Dataset records
* BEGIN *

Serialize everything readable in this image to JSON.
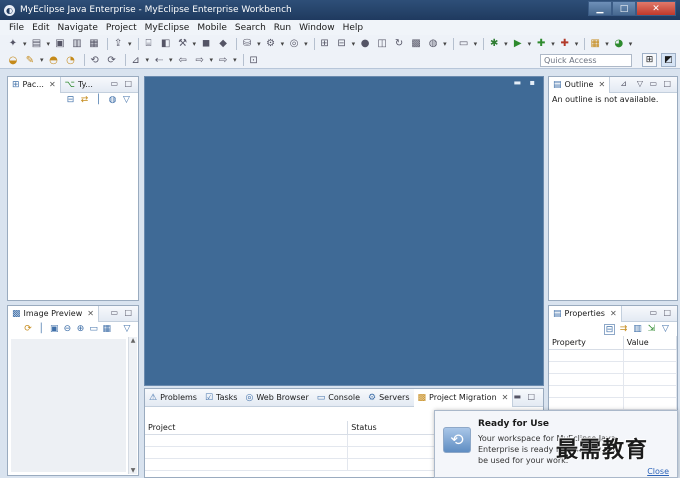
{
  "window": {
    "title": "MyEclipse Java Enterprise - MyEclipse Enterprise Workbench",
    "app_icon": "myeclipse-logo"
  },
  "menu": [
    "File",
    "Edit",
    "Navigate",
    "Project",
    "MyEclipse",
    "Mobile",
    "Search",
    "Run",
    "Window",
    "Help"
  ],
  "toolbar": {
    "quick_access_placeholder": "Quick Access"
  },
  "views": {
    "package_explorer_tab": "Pac...",
    "type_hierarchy_tab": "Ty...",
    "outline_tab": "Outline",
    "outline_message": "An outline is not available.",
    "image_preview_tab": "Image Preview",
    "properties_tab": "Properties",
    "properties_columns": [
      "Property",
      "Value"
    ]
  },
  "bottom_panel": {
    "tabs": [
      "Problems",
      "Tasks",
      "Web Browser",
      "Console",
      "Servers",
      "Project Migration"
    ],
    "columns": [
      "Project",
      "Status"
    ]
  },
  "notification": {
    "title": "Ready for Use",
    "text": "Your workspace for MyEclipse Java Enterprise is ready for use and can be used for your work.",
    "close": "Close"
  },
  "watermark": "最需教育",
  "colors": {
    "editor_area": "#3f6a96",
    "title_bar": "#1f3a5f",
    "accent": "#3f6fa8"
  }
}
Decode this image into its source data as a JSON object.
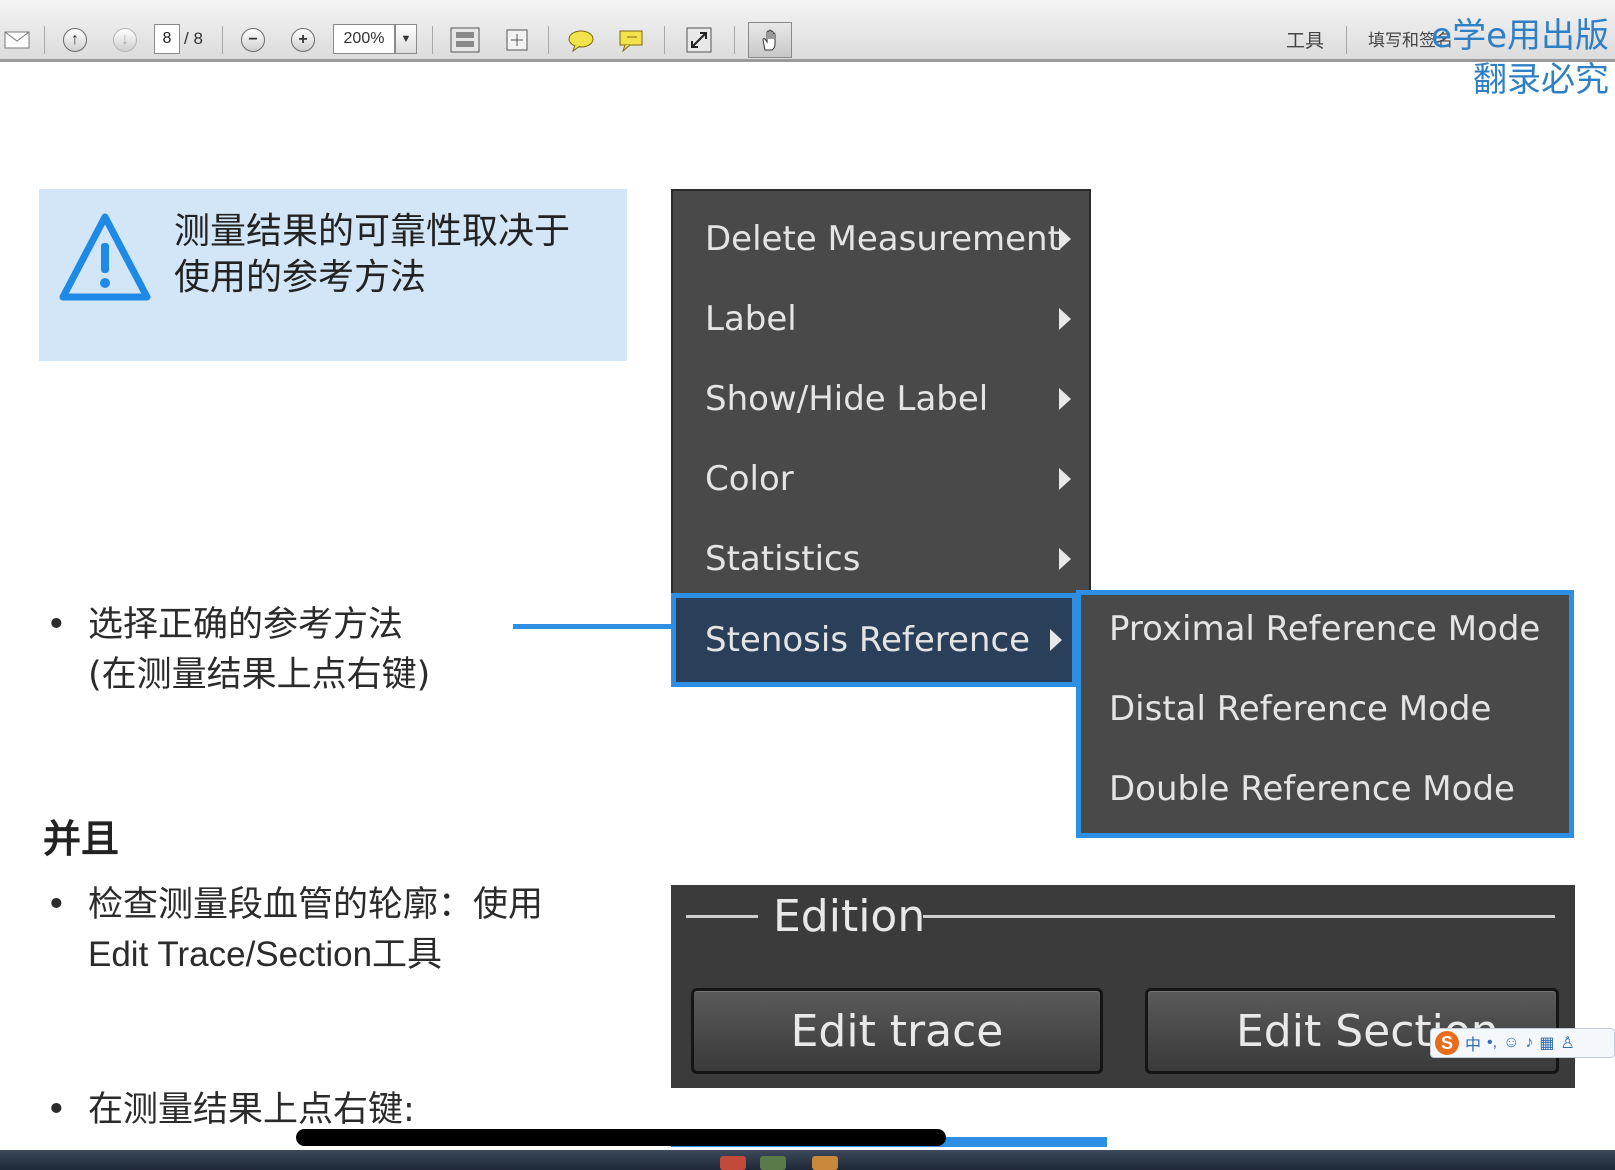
{
  "toolbar": {
    "page_current": "8",
    "page_total": "/ 8",
    "zoom": "200%",
    "tools_label": "工具",
    "fill_sign_label": "填写和签名",
    "icons": [
      "mail-icon",
      "page-up-icon",
      "page-down-icon",
      "zoom-out-icon",
      "zoom-in-icon",
      "fit-page-icon",
      "fit-width-icon",
      "comment-icon",
      "sign-icon",
      "fullscreen-icon",
      "hand-tool-icon"
    ]
  },
  "watermark": {
    "line1": "e学e用出版",
    "line2": "翻录必究"
  },
  "warning": {
    "line1": "测量结果的可靠性取决于",
    "line2": "使用的参考方法"
  },
  "bullets": {
    "select_method_line1": "选择正确的参考方法",
    "select_method_line2": "(在测量结果上点右键)",
    "and_heading": "并且",
    "check_contour_line1": "检查测量段血管的轮廓：使用",
    "check_contour_line2": "Edit Trace/Section工具",
    "right_click": "在测量结果上点右键:"
  },
  "context_menu": {
    "items": [
      {
        "label": "Delete Measurement"
      },
      {
        "label": "Label"
      },
      {
        "label": "Show/Hide Label"
      },
      {
        "label": "Color"
      },
      {
        "label": "Statistics"
      },
      {
        "label": "Stenosis Reference"
      }
    ],
    "active_index": 5
  },
  "submenu": {
    "items": [
      {
        "label": "Proximal Reference Mode"
      },
      {
        "label": "Distal Reference Mode"
      },
      {
        "label": "Double Reference Mode"
      }
    ]
  },
  "edition": {
    "title": "Edition",
    "edit_trace": "Edit trace",
    "edit_section": "Edit Section"
  },
  "ime": {
    "label": "中"
  },
  "colors": {
    "accent_blue": "#2d8fe4",
    "warning_bg": "#d3e6f7",
    "menu_bg": "#494949",
    "panel_bg": "#3b3b3b"
  }
}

* END *

Tally up the lines holding the string "在测量结果上点右键" in this listing, and report the total alone.

2